* [TASK]
Look for the word "triangle" in each line and report the count of matching lines, with nothing added.
[START DATA IN THIS EXERCISE]
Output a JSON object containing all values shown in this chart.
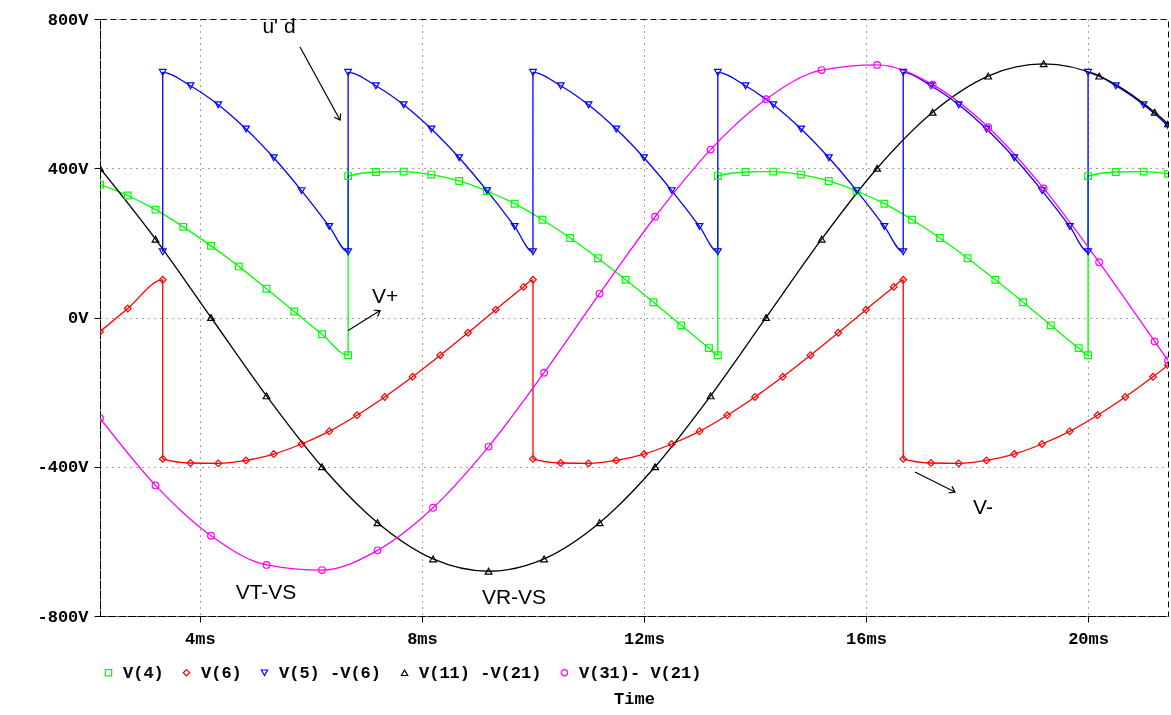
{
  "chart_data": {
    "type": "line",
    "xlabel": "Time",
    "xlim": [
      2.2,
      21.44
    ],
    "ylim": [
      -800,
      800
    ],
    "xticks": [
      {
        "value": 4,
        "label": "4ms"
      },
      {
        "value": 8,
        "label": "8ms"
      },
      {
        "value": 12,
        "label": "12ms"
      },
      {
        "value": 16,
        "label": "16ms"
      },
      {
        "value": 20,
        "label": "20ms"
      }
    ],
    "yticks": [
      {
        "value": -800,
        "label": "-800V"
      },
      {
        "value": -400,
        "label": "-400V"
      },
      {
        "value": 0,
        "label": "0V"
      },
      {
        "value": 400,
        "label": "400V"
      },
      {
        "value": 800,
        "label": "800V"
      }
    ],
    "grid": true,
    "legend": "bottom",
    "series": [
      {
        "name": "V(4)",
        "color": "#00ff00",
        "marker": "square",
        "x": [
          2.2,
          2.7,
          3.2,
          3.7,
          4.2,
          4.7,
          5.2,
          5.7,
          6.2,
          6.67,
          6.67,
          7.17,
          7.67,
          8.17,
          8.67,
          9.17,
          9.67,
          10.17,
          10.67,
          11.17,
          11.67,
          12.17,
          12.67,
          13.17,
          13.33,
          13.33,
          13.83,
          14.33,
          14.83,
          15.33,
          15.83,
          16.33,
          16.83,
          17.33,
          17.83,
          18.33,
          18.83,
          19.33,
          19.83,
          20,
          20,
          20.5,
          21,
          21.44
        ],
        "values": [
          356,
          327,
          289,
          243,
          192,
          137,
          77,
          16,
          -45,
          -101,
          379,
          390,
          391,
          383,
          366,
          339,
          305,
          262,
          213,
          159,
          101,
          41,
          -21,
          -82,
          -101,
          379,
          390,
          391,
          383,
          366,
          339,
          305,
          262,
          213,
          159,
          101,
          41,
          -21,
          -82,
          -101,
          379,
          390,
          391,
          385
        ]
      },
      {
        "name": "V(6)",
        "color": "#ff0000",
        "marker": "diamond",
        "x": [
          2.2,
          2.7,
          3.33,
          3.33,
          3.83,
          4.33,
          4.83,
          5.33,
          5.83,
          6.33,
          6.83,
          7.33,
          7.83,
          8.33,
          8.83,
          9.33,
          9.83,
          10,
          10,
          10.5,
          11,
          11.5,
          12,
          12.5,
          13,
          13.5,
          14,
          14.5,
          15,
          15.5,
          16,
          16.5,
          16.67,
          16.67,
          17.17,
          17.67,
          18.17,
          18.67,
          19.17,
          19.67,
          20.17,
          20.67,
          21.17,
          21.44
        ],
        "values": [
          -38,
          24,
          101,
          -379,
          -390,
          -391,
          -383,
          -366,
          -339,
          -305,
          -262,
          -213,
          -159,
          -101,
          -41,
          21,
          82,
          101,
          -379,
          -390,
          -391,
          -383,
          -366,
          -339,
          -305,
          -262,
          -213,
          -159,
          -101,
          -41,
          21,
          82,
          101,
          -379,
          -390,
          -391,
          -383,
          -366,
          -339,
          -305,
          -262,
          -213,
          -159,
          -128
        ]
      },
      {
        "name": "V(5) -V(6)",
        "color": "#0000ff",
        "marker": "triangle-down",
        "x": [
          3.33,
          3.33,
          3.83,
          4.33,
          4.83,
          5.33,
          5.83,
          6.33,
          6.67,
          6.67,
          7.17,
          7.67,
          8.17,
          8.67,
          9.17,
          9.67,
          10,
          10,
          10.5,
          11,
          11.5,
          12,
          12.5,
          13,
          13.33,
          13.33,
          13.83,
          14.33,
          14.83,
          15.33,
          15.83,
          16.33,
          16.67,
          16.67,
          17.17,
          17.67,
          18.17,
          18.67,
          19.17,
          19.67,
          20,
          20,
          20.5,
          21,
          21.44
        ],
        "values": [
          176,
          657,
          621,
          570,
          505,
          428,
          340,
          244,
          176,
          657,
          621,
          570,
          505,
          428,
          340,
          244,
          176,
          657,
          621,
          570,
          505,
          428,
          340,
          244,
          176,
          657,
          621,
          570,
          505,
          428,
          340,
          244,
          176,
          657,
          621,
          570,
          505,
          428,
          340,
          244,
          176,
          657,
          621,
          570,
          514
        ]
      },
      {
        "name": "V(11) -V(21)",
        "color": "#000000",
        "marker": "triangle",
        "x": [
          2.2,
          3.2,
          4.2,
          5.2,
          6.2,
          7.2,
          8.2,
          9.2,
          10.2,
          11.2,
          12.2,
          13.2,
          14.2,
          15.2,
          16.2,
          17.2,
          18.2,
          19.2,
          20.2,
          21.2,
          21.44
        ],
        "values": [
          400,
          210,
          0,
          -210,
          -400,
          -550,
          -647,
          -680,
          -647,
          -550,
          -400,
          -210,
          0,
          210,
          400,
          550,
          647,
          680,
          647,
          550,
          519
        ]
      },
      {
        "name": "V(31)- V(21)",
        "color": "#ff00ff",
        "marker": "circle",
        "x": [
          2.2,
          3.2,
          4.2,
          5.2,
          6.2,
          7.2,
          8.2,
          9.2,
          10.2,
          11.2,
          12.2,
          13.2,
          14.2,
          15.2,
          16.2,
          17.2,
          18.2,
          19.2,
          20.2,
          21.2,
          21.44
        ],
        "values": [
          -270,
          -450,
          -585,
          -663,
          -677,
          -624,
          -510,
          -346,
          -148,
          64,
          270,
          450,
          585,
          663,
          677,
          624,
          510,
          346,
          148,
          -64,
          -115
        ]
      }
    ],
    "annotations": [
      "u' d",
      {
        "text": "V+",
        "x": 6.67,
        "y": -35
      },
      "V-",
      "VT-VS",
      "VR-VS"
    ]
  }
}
[END DATA IN THIS EXERCISE]
* [THE COMPLETED TASK]
2